**Records for the exercise:**
┌──
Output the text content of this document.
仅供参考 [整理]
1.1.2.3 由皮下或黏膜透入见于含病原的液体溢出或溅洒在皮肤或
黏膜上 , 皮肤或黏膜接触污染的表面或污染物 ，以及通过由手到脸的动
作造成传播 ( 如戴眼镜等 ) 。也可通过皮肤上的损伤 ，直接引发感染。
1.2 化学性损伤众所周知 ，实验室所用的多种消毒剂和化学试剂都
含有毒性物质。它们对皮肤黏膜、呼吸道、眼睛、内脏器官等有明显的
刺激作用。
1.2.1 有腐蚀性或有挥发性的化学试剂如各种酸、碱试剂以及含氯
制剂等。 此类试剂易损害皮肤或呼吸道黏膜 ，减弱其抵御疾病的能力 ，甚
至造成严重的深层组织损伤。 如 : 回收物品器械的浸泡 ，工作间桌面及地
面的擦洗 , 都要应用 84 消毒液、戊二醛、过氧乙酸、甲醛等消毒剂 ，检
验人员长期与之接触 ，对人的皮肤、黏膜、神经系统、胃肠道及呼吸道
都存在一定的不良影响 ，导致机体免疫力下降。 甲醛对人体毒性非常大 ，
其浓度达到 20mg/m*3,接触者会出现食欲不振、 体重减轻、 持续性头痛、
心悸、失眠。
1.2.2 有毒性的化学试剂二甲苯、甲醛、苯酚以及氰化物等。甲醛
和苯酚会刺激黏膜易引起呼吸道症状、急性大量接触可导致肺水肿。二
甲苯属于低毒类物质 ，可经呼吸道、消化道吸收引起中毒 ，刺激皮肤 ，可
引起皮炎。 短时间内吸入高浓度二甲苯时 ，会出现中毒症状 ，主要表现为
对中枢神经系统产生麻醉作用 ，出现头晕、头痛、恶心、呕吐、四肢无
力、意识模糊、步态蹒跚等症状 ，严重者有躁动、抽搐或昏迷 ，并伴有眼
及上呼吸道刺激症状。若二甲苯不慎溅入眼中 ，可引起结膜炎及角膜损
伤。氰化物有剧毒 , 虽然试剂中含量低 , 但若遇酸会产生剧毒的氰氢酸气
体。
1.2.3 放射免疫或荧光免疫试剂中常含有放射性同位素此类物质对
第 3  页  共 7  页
└──
**Task objective:**
All of the data needs to be reproduced exactly, with no line missing.

**Output below:**
Output the text content of this document.
仅供参考 [整理]
1.1.2.3 由皮下或黏膜透入见于含病原的液体溢出或溅洒在皮肤或
黏膜上 , 皮肤或黏膜接触污染的表面或污染物 ，以及通过由手到脸的动
作造成传播 ( 如戴眼镜等 ) 。也可通过皮肤上的损伤 ，直接引发感染。
1.2 化学性损伤众所周知 ，实验室所用的多种消毒剂和化学试剂都
含有毒性物质。它们对皮肤黏膜、呼吸道、眼睛、内脏器官等有明显的
刺激作用。
1.2.1 有腐蚀性或有挥发性的化学试剂如各种酸、碱试剂以及含氯
制剂等。 此类试剂易损害皮肤或呼吸道黏膜 ，减弱其抵御疾病的能力 ，甚
至造成严重的深层组织损伤。 如 : 回收物品器械的浸泡 ，工作间桌面及地
面的擦洗 , 都要应用 84 消毒液、戊二醛、过氧乙酸、甲醛等消毒剂 ，检
验人员长期与之接触 ，对人的皮肤、黏膜、神经系统、胃肠道及呼吸道
都存在一定的不良影响 ，导致机体免疫力下降。 甲醛对人体毒性非常大 ，
其浓度达到 20mg/m*3,接触者会出现食欲不振、 体重减轻、 持续性头痛、
心悸、失眠。
1.2.2 有毒性的化学试剂二甲苯、甲醛、苯酚以及氰化物等。甲醛
和苯酚会刺激黏膜易引起呼吸道症状、急性大量接触可导致肺水肿。二
甲苯属于低毒类物质 ，可经呼吸道、消化道吸收引起中毒 ，刺激皮肤 ，可
引起皮炎。 短时间内吸入高浓度二甲苯时 ，会出现中毒症状 ，主要表现为
对中枢神经系统产生麻醉作用 ，出现头晕、头痛、恶心、呕吐、四肢无
力、意识模糊、步态蹒跚等症状 ，严重者有躁动、抽搐或昏迷 ，并伴有眼
及上呼吸道刺激症状。若二甲苯不慎溅入眼中 ，可引起结膜炎及角膜损
伤。氰化物有剧毒 , 虽然试剂中含量低 , 但若遇酸会产生剧毒的氰氢酸气
体。
1.2.3 放射免疫或荧光免疫试剂中常含有放射性同位素此类物质对
第 3  页  共 7  页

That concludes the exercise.